### PROBLEM STATEMENT
Repeat every line exactly, keeping the pictures out of the copy.

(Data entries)

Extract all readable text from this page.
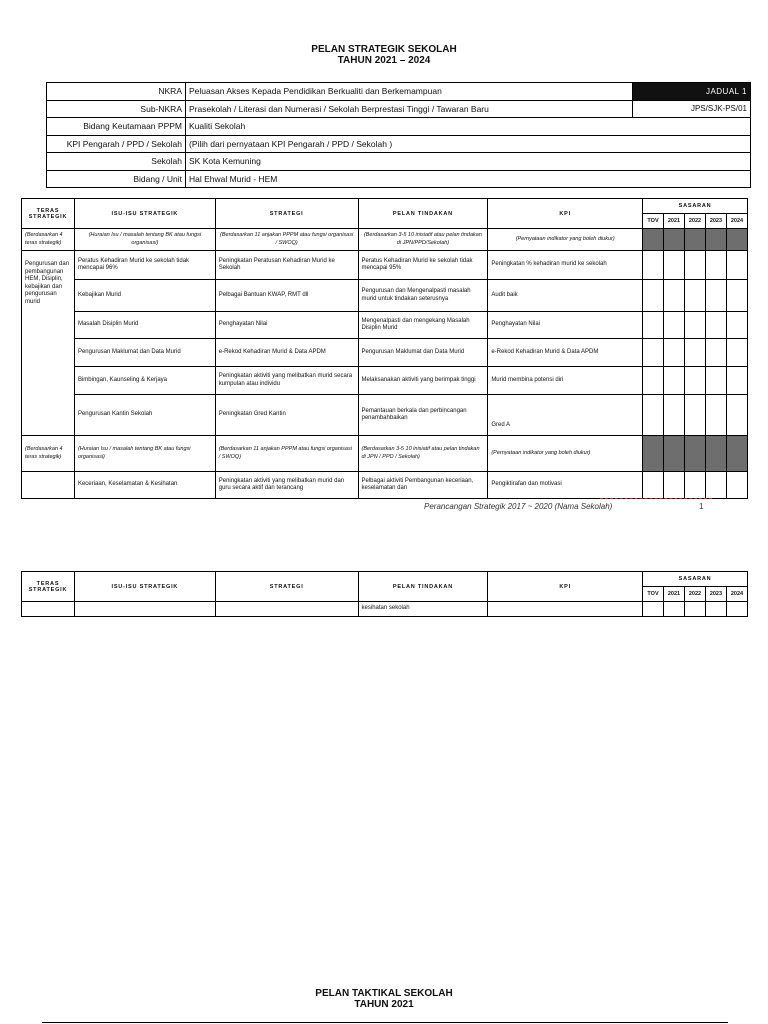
PELAN STRATEGIK SEKOLAH
TAHUN 2021 – 2024
NKRA	Peluasan Akses Kepada Pendidikan Berkualiti dan Berkemampuan	JADUAL 1
Sub-NKRA	Prasekolah / Literasi dan Numerasi / Sekolah Berprestasi Tinggi / Tawaran Baru	JPS/SJK-PS/01
Bidang Keutamaan PPPM	Kualiti Sekolah	
KPI Pengarah / PPD / Sekolah	(Pilih dari pernyataan KPI Pengarah / PPD / Sekolah )	
Sekolah	SK Kota Kemuning	
Bidang / Unit	Hal Ehwal Murid - HEM	
TERAS STRATEGIK	ISU-ISU STRATEGIK	STRATEGI	PELAN TINDAKAN	KPI	SASARAN				
					TOV	2021	2022	2023	2024
(Berdasarkan 4 teras strategik)	(Huraian Isu / masalah tentang BK atau fungsi organisasi)	(Berdasarkan 11 anjakan PPPM atau fungsi organisasi / SWOQ)	(Berdasarkan 3-5 10 inisiatif atau pelan tindakan di JPN/PPD/Sekolah)	(Pernyataan indikator yang boleh diukur)					
Pengurusan dan pembangunan HEM, Disiplin, kebajikan dan pengurusan murid	Peratus Kehadiran Murid ke sekolah tidak mencapai 96%	Peningkatan Peratusan Kehadiran Murid ke Sekolah	Peratus Kehadiran Murid ke sekolah tidak mencapai 95%	Peningkatan % kehadiran murid ke sekolah					
	Kebajikan Murid	Pelbagai Bantuan KWAP, RMT dll	Pengurusan dan Mengenalpasti masalah murid untuk tindakan seterusnya	Audit baik					
	Masalah Disiplin Murid	Penghayatan Nilai	Mengenalpasti dan mengekang Masalah Disiplin Murid	Penghayatan Nilai					
	Pengurusan Maklumat dan Data Murid	e-Rekod Kehadiran Murid & Data APDM	Pengurusan Maklumat dan Data Murid	e-Rekod Kehadiran Murid & Data APDM					
	Bimbingan, Kaunseling & Kerjaya	Peningkatan aktiviti yang melibatkan murid secara kumpulan atau individu	Melaksanakan aktiviti yang berimpak tinggi	Murid membina potensi diri					
	Pengurusan Kantin Sekolah	Peningkatan Gred Kantin	Pemantauan berkala dan perbincangan penambahbaikan	Gred A					
(Berdasarkan 4 teras strategik)	(Huraian Isu / masalah tentang BK atau fungsi organisasi)	(Berdasarkan 11 anjakan PPPM atau fungsi organisasi / SWOQ)	(Berdasarkan 3-5 10 inisiatif atau pelan tindakan di JPN / PPD / Sekolah)	(Pernyataan indikator yang boleh diukur)					
	Keceriaan, Keselamatan & Kesihatan	Peningkatan aktiviti yang melibatkan murid dan guru secara aktif dan terancang	Pelbagai aktiviti Pembangunan keceriaan, keselamatan dan	Pengiktirafan dan motivasi					
Perancangan Strategik 2017 ~ 2020 (Nama Sekolah)	1
TERAS STRATEGIK	ISU-ISU STRATEGIK	STRATEGI	PELAN TINDAKAN	KPI	SASARAN				
					TOV	2021	2022	2023	2024
			kesihatan sekolah						
PELAN TAKTIKAL SEKOLAH
TAHUN 2021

### SOLUTION TO THE EXERCISE
Extract all readable text from this page.
PELAN STRATEGIK SEKOLAH
TAHUN 2021 – 2024
NKRA	Peluasan Akses Kepada Pendidikan Berkualiti dan Berkemampuan	JADUAL 1
Sub-NKRA	Prasekolah / Literasi dan Numerasi / Sekolah Berprestasi Tinggi / Tawaran Baru	JPS/SJK-PS/01
Bidang Keutamaan PPPM	Kualiti Sekolah	
KPI Pengarah / PPD / Sekolah	(Pilih dari pernyataan KPI Pengarah / PPD / Sekolah )	
Sekolah	SK Kota Kemuning	
Bidang / Unit	Hal Ehwal Murid - HEM	
TERAS STRATEGIK	ISU-ISU STRATEGIK	STRATEGI	PELAN TINDAKAN	KPI	SASARAN				
					TOV	2021	2022	2023	2024
(Berdasarkan 4 teras strategik)	(Huraian Isu / masalah tentang BK atau fungsi organisasi)	(Berdasarkan 11 anjakan PPPM atau fungsi organisasi / SWOQ)	(Berdasarkan 3-5 10 inisiatif atau pelan tindakan di JPN/PPD/Sekolah)	(Pernyataan indikator yang boleh diukur)					
Pengurusan dan pembangunan HEM, Disiplin, kebajikan dan pengurusan murid	Peratus Kehadiran Murid ke sekolah tidak mencapai 96%	Peningkatan Peratusan Kehadiran Murid ke Sekolah	Peratus Kehadiran Murid ke sekolah tidak mencapai 95%	Peningkatan % kehadiran murid ke sekolah					
	Kebajikan Murid	Pelbagai Bantuan KWAP, RMT dll	Pengurusan dan Mengenalpasti masalah murid untuk tindakan seterusnya	Audit baik					
	Masalah Disiplin Murid	Penghayatan Nilai	Mengenalpasti dan mengekang Masalah Disiplin Murid	Penghayatan Nilai					
	Pengurusan Maklumat dan Data Murid	e-Rekod Kehadiran Murid & Data APDM	Pengurusan Maklumat dan Data Murid	e-Rekod Kehadiran Murid & Data APDM					
	Bimbingan, Kaunseling & Kerjaya	Peningkatan aktiviti yang melibatkan murid secara kumpulan atau individu	Melaksanakan aktiviti yang berimpak tinggi	Murid membina potensi diri					
	Pengurusan Kantin Sekolah	Peningkatan Gred Kantin	Pemantauan berkala dan perbincangan penambahbaikan	Gred A					
(Berdasarkan 4 teras strategik)	(Huraian Isu / masalah tentang BK atau fungsi organisasi)	(Berdasarkan 11 anjakan PPPM atau fungsi organisasi / SWOQ)	(Berdasarkan 3-5 10 inisiatif atau pelan tindakan di JPN / PPD / Sekolah)	(Pernyataan indikator yang boleh diukur)					
	Keceriaan, Keselamatan & Kesihatan	Peningkatan aktiviti yang melibatkan murid dan guru secara aktif dan terancang	Pelbagai aktiviti Pembangunan keceriaan, keselamatan dan	Pengiktirafan dan motivasi					
Perancangan Strategik 2017 ~ 2020 (Nama Sekolah)	1
TERAS STRATEGIK	ISU-ISU STRATEGIK	STRATEGI	PELAN TINDAKAN	KPI	SASARAN				
					TOV	2021	2022	2023	2024
			kesihatan sekolah						
PELAN TAKTIKAL SEKOLAH
TAHUN 2021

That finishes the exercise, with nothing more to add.